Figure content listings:
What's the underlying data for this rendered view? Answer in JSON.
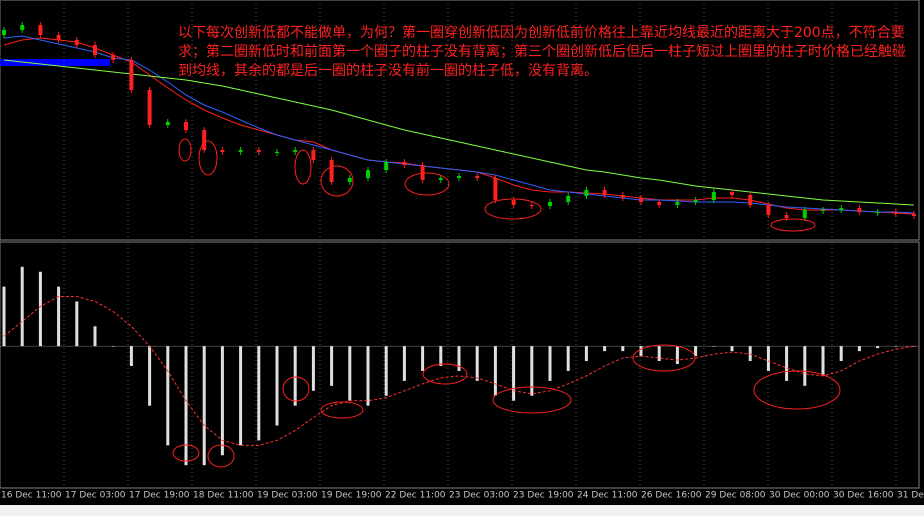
{
  "chart_data": {
    "type": "candlestick",
    "annotation": "以下每次创新低都不能做单，为何？第一圈穿创新低因为创新低前价格往上靠近均线最近的距离大于200点，不符合要求；第二圈新低时和前面第一个圈子的柱子没有背离；第三个圈创新低后但后一柱子短过上圈里的柱子时价格已经触碰到均线，其余的都是后一圈的柱子没有前一圈的柱子低，没有背离。",
    "x_labels": [
      "16 Dec 11:00",
      "17 Dec 03:00",
      "17 Dec 19:00",
      "18 Dec 11:00",
      "19 Dec 03:00",
      "19 Dec 19:00",
      "22 Dec 11:00",
      "23 Dec 03:00",
      "23 Dec 19:00",
      "24 Dec 11:00",
      "26 Dec 16:00",
      "29 Dec 08:00",
      "30 Dec 00:00",
      "30 Dec 16:00",
      "31 Dec"
    ],
    "up_color": "#00d000",
    "down_color": "#ff2020",
    "ylim": [
      0,
      240
    ],
    "open": [
      205,
      210,
      215,
      205,
      200,
      195,
      185,
      180,
      150,
      115,
      118,
      110,
      90,
      88,
      90,
      88,
      88,
      90,
      80,
      58,
      62,
      70,
      78,
      75,
      60,
      62,
      64,
      62,
      40,
      35,
      34,
      38,
      44,
      50,
      45,
      42,
      38,
      35,
      38,
      40,
      48,
      45,
      35,
      25,
      22,
      30,
      30,
      32,
      28,
      28,
      26
    ],
    "close": [
      210,
      215,
      205,
      200,
      195,
      185,
      180,
      150,
      115,
      118,
      110,
      90,
      88,
      90,
      88,
      88,
      90,
      80,
      58,
      62,
      70,
      78,
      75,
      60,
      62,
      64,
      62,
      40,
      35,
      34,
      38,
      44,
      50,
      45,
      42,
      38,
      35,
      38,
      40,
      48,
      45,
      35,
      25,
      22,
      30,
      30,
      32,
      28,
      28,
      26,
      24
    ],
    "ma_series": [
      {
        "color": "#ff2020",
        "values": [
          195,
          200,
          202,
          200,
          198,
          192,
          185,
          178,
          165,
          152,
          140,
          130,
          122,
          115,
          110,
          105,
          100,
          98,
          90,
          85,
          80,
          78,
          77,
          74,
          72,
          70,
          68,
          62,
          55,
          50,
          48,
          48,
          47,
          46,
          44,
          42,
          40,
          40,
          40,
          42,
          42,
          40,
          36,
          32,
          30,
          30,
          30,
          29,
          28,
          27,
          26
        ]
      },
      {
        "color": "#3060ff",
        "values": [
          202,
          204,
          200,
          196,
          192,
          188,
          182,
          180,
          170,
          158,
          145,
          135,
          128,
          120,
          112,
          105,
          100,
          95,
          90,
          85,
          80,
          78,
          76,
          74,
          72,
          70,
          68,
          65,
          60,
          55,
          50,
          48,
          46,
          44,
          42,
          40,
          40,
          39,
          38,
          38,
          38,
          37,
          35,
          33,
          32,
          31,
          30,
          29,
          28,
          28,
          27
        ]
      },
      {
        "color": "#80ff40",
        "values": [
          180,
          178,
          176,
          174,
          172,
          170,
          168,
          166,
          164,
          162,
          160,
          157,
          154,
          150,
          146,
          142,
          138,
          134,
          130,
          125,
          120,
          115,
          110,
          106,
          102,
          98,
          94,
          90,
          86,
          82,
          78,
          74,
          70,
          68,
          65,
          62,
          60,
          57,
          54,
          52,
          50,
          48,
          46,
          44,
          42,
          40,
          39,
          38,
          37,
          36,
          35
        ]
      }
    ],
    "macd_ylim": [
      -143,
      105
    ],
    "macd_color": "#e0e0e0",
    "macd": [
      60,
      80,
      75,
      60,
      45,
      20,
      0,
      -20,
      -60,
      -100,
      -120,
      -120,
      -110,
      -100,
      -95,
      -80,
      -60,
      -45,
      -40,
      -55,
      -60,
      -50,
      -35,
      -25,
      -20,
      -25,
      -35,
      -50,
      -55,
      -50,
      -35,
      -25,
      -15,
      -5,
      -5,
      -10,
      -15,
      -18,
      -10,
      0,
      -5,
      -15,
      -25,
      -35,
      -40,
      -30,
      -15,
      -5,
      -2,
      0,
      0
    ],
    "signal_color": "#ff3030",
    "signal": [
      10,
      25,
      40,
      50,
      50,
      45,
      35,
      20,
      0,
      -25,
      -55,
      -80,
      -95,
      -100,
      -100,
      -95,
      -85,
      -72,
      -60,
      -55,
      -55,
      -52,
      -45,
      -38,
      -32,
      -30,
      -32,
      -38,
      -45,
      -48,
      -45,
      -38,
      -30,
      -20,
      -12,
      -10,
      -12,
      -14,
      -12,
      -8,
      -6,
      -8,
      -15,
      -22,
      -28,
      -30,
      -25,
      -15,
      -8,
      -3,
      0
    ]
  }
}
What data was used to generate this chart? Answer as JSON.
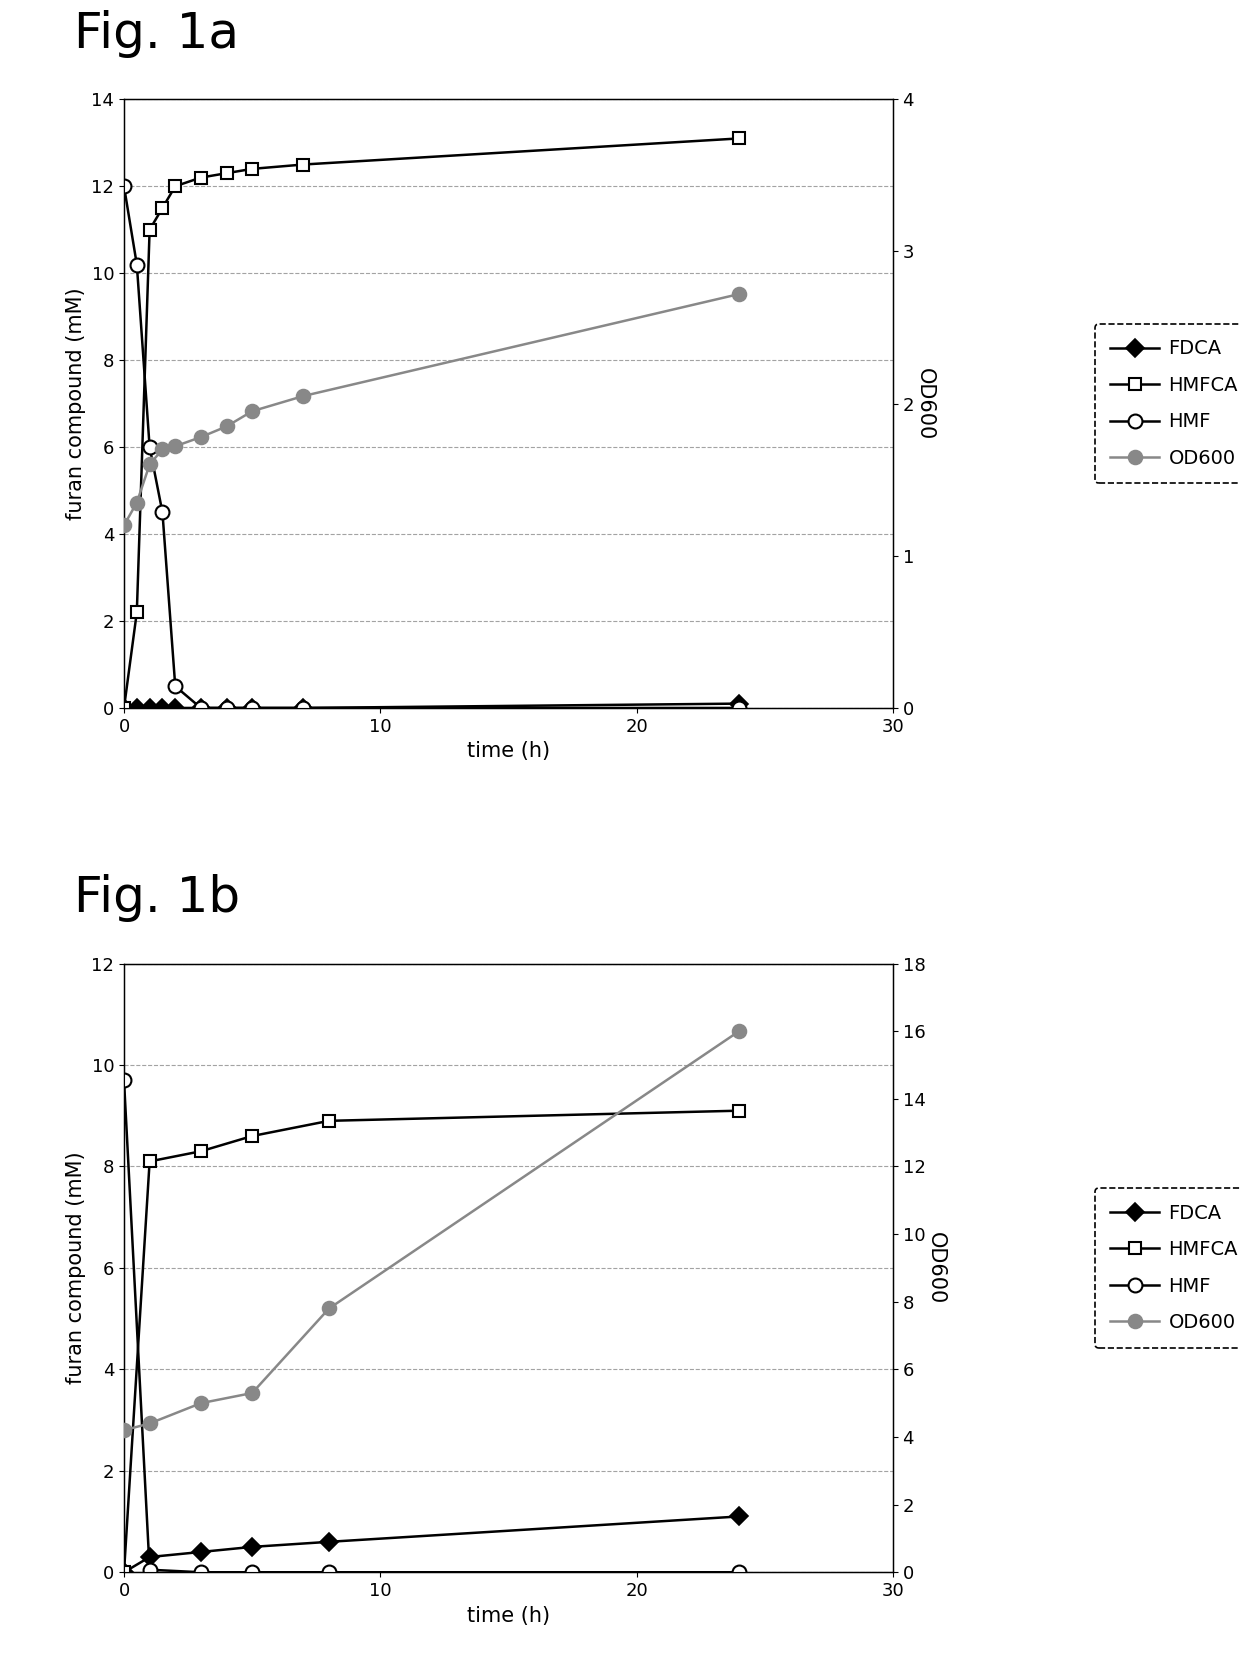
{
  "fig1a": {
    "title": "Fig. 1a",
    "xlabel": "time (h)",
    "ylabel_left": "furan compound (mM)",
    "ylabel_right": "OD600",
    "xlim": [
      0,
      30
    ],
    "ylim_left": [
      0,
      14
    ],
    "ylim_right": [
      0,
      4
    ],
    "yticks_left": [
      0,
      2,
      4,
      6,
      8,
      10,
      12,
      14
    ],
    "yticks_right": [
      0,
      1,
      2,
      3,
      4
    ],
    "xticks": [
      0,
      10,
      20,
      30
    ],
    "FDCA": {
      "x": [
        0,
        0.5,
        1,
        1.5,
        2,
        3,
        4,
        5,
        7,
        24
      ],
      "y": [
        0,
        0,
        0,
        0,
        0,
        0,
        0,
        0,
        0,
        0.1
      ]
    },
    "HMFCA": {
      "x": [
        0,
        0.5,
        1,
        1.5,
        2,
        3,
        4,
        5,
        7,
        24
      ],
      "y": [
        0,
        2.2,
        11.0,
        11.5,
        12.0,
        12.2,
        12.3,
        12.4,
        12.5,
        13.1
      ]
    },
    "HMF": {
      "x": [
        0,
        0.5,
        1,
        1.5,
        2,
        3,
        4,
        5,
        7,
        24
      ],
      "y": [
        12.0,
        10.2,
        6.0,
        4.5,
        0.5,
        0.0,
        0.0,
        0.0,
        0.0,
        0.0
      ]
    },
    "OD600": {
      "x": [
        0,
        0.5,
        1,
        1.5,
        2,
        3,
        4,
        5,
        7,
        24
      ],
      "y_right": [
        1.2,
        1.35,
        1.6,
        1.7,
        1.72,
        1.78,
        1.85,
        1.95,
        2.05,
        2.72
      ]
    }
  },
  "fig1b": {
    "title": "Fig. 1b",
    "xlabel": "time (h)",
    "ylabel_left": "furan compound (mM)",
    "ylabel_right": "OD600",
    "xlim": [
      0,
      30
    ],
    "ylim_left": [
      0,
      12
    ],
    "ylim_right": [
      0,
      18
    ],
    "yticks_left": [
      0,
      2,
      4,
      6,
      8,
      10,
      12
    ],
    "yticks_right": [
      0,
      2,
      4,
      6,
      8,
      10,
      12,
      14,
      16,
      18
    ],
    "xticks": [
      0,
      10,
      20,
      30
    ],
    "FDCA": {
      "x": [
        0,
        1,
        3,
        5,
        8,
        24
      ],
      "y": [
        0,
        0.3,
        0.4,
        0.5,
        0.6,
        1.1
      ]
    },
    "HMFCA": {
      "x": [
        0,
        1,
        3,
        5,
        8,
        24
      ],
      "y": [
        0,
        8.1,
        8.3,
        8.6,
        8.9,
        9.1
      ]
    },
    "HMF": {
      "x": [
        0,
        1,
        3,
        5,
        8,
        24
      ],
      "y": [
        9.7,
        0.05,
        0.0,
        0.0,
        0.0,
        0.0
      ]
    },
    "OD600": {
      "x": [
        0,
        1,
        3,
        5,
        8,
        24
      ],
      "y_right": [
        4.2,
        4.4,
        5.0,
        5.3,
        7.8,
        16.0
      ]
    }
  },
  "background_color": "#ffffff",
  "grid_color": "#999999",
  "legend_order": [
    "FDCA",
    "HMFCA",
    "HMF",
    "OD600"
  ],
  "title_fontsize": 36,
  "label_fontsize": 15,
  "tick_fontsize": 13,
  "legend_fontsize": 14,
  "markersize": 9,
  "linewidth": 1.8
}
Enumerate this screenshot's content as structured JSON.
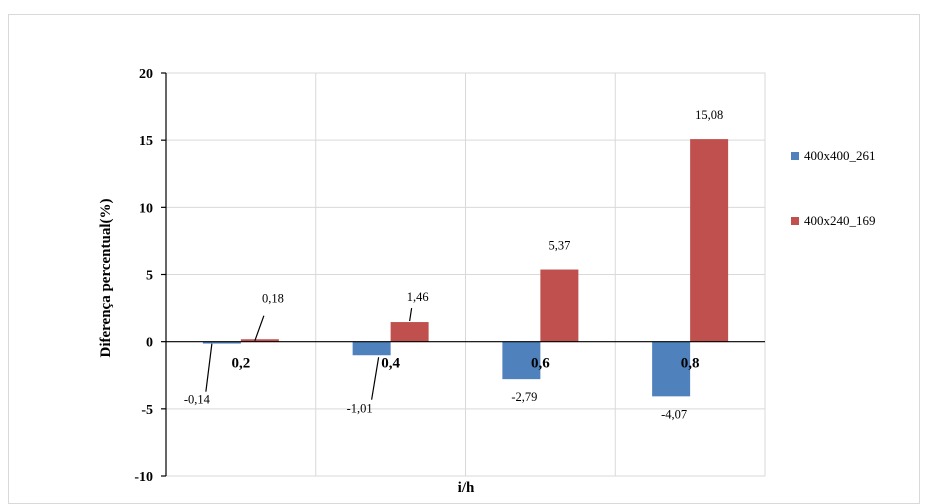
{
  "chart_data": {
    "type": "bar",
    "categories": [
      "0,2",
      "0,4",
      "0,6",
      "0,8"
    ],
    "series": [
      {
        "name": "400x400_261",
        "values": [
          -0.14,
          -1.01,
          -2.79,
          -4.07
        ],
        "labels": [
          "-0,14",
          "-1,01",
          "-2,79",
          "-4,07"
        ],
        "color": "#4f81bd"
      },
      {
        "name": "400x240_169",
        "values": [
          0.18,
          1.46,
          5.37,
          15.08
        ],
        "labels": [
          "0,18",
          "1,46",
          "5,37",
          "15,08"
        ],
        "color": "#c0504d"
      }
    ],
    "xlabel": "i/h",
    "ylabel": "Diferença percentual(%)",
    "ylim": [
      -10,
      20
    ],
    "yticks": [
      20,
      15,
      10,
      5,
      0,
      -5,
      -10
    ],
    "ytick_labels": [
      "20",
      "15",
      "10",
      "5",
      "0",
      "-5",
      "-10"
    ],
    "grid": true,
    "legend_position": "right"
  }
}
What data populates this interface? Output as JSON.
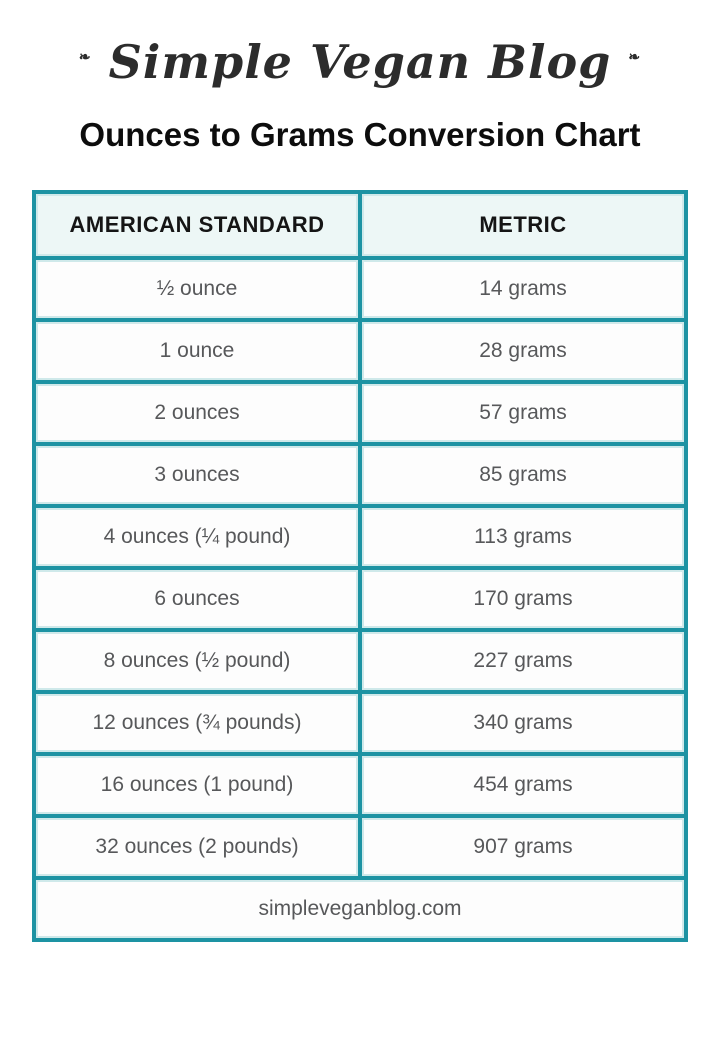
{
  "page": {
    "brand": "Simple Vegan Blog",
    "title": "Ounces to Grams Conversion Chart",
    "footer": "simpleveganblog.com"
  },
  "colors": {
    "accent_teal": "#1d93a3",
    "header_background": "#edf7f6",
    "cell_text": "#57585a",
    "title_text": "#0d0d0d"
  },
  "icons": {
    "leaf_decoration": "❧"
  },
  "table": {
    "headers": [
      "AMERICAN STANDARD",
      "METRIC"
    ],
    "rows": [
      {
        "standard": "½ ounce",
        "metric": "14 grams"
      },
      {
        "standard": "1 ounce",
        "metric": "28 grams"
      },
      {
        "standard": "2 ounces",
        "metric": "57 grams"
      },
      {
        "standard": "3 ounces",
        "metric": "85 grams"
      },
      {
        "standard": "4 ounces (¼ pound)",
        "metric": "113 grams"
      },
      {
        "standard": "6 ounces",
        "metric": "170 grams"
      },
      {
        "standard": "8 ounces (½ pound)",
        "metric": "227 grams"
      },
      {
        "standard": "12 ounces (¾ pounds)",
        "metric": "340 grams"
      },
      {
        "standard": "16 ounces (1 pound)",
        "metric": "454 grams"
      },
      {
        "standard": "32 ounces (2 pounds)",
        "metric": "907 grams"
      }
    ]
  },
  "chart_data": {
    "type": "table",
    "title": "Ounces to Grams Conversion Chart",
    "columns": [
      "AMERICAN STANDARD",
      "METRIC"
    ],
    "categories": [
      "½ ounce",
      "1 ounce",
      "2 ounces",
      "3 ounces",
      "4 ounces (¼ pound)",
      "6 ounces",
      "8 ounces (½ pound)",
      "12 ounces (¾ pounds)",
      "16 ounces (1 pound)",
      "32 ounces (2 pounds)"
    ],
    "values_grams": [
      14,
      28,
      57,
      85,
      113,
      170,
      227,
      340,
      454,
      907
    ],
    "source_label": "simpleveganblog.com"
  }
}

- **WRITTEN INSTRUCTION**:
Go through the records above and copy every line with the word "simpleveganblog".

- **ANSWER BELOW**:
    "footer": "simpleveganblog.com"
    "source_label": "simpleveganblog.com"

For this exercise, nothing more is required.